# SHORT EXERCISE
Transcribe the material in full, exactly as written.

(Stored dataset items)
= = = = =

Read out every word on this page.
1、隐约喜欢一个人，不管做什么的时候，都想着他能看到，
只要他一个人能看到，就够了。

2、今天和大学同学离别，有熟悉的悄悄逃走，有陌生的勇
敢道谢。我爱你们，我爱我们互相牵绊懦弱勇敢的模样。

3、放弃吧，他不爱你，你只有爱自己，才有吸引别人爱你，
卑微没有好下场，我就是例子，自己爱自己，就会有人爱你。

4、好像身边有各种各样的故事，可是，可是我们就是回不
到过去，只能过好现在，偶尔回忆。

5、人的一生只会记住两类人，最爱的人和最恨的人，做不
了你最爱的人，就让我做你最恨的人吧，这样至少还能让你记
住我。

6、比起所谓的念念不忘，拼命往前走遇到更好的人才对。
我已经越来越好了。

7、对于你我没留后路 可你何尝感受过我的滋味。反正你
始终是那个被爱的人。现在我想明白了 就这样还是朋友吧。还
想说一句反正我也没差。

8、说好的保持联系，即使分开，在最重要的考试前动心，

= = = = =

# OUTPUT BELOW
Read out every word on this page.
1、隐约喜欢一个人，不管做什么的时候，都想着他能看到，
只要他一个人能看到，就够了。

2、今天和大学同学离别，有熟悉的悄悄逃走，有陌生的勇
敢道谢。我爱你们，我爱我们互相牵绊懦弱勇敢的模样。

3、放弃吧，他不爱你，你只有爱自己，才有吸引别人爱你，
卑微没有好下场，我就是例子，自己爱自己，就会有人爱你。

4、好像身边有各种各样的故事，可是，可是我们就是回不
到过去，只能过好现在，偶尔回忆。

5、人的一生只会记住两类人，最爱的人和最恨的人，做不
了你最爱的人，就让我做你最恨的人吧，这样至少还能让你记
住我。

6、比起所谓的念念不忘，拼命往前走遇到更好的人才对。
我已经越来越好了。

7、对于你我没留后路 可你何尝感受过我的滋味。反正你
始终是那个被爱的人。现在我想明白了 就这样还是朋友吧。还
想说一句反正我也没差。

8、说好的保持联系，即使分开，在最重要的考试前动心，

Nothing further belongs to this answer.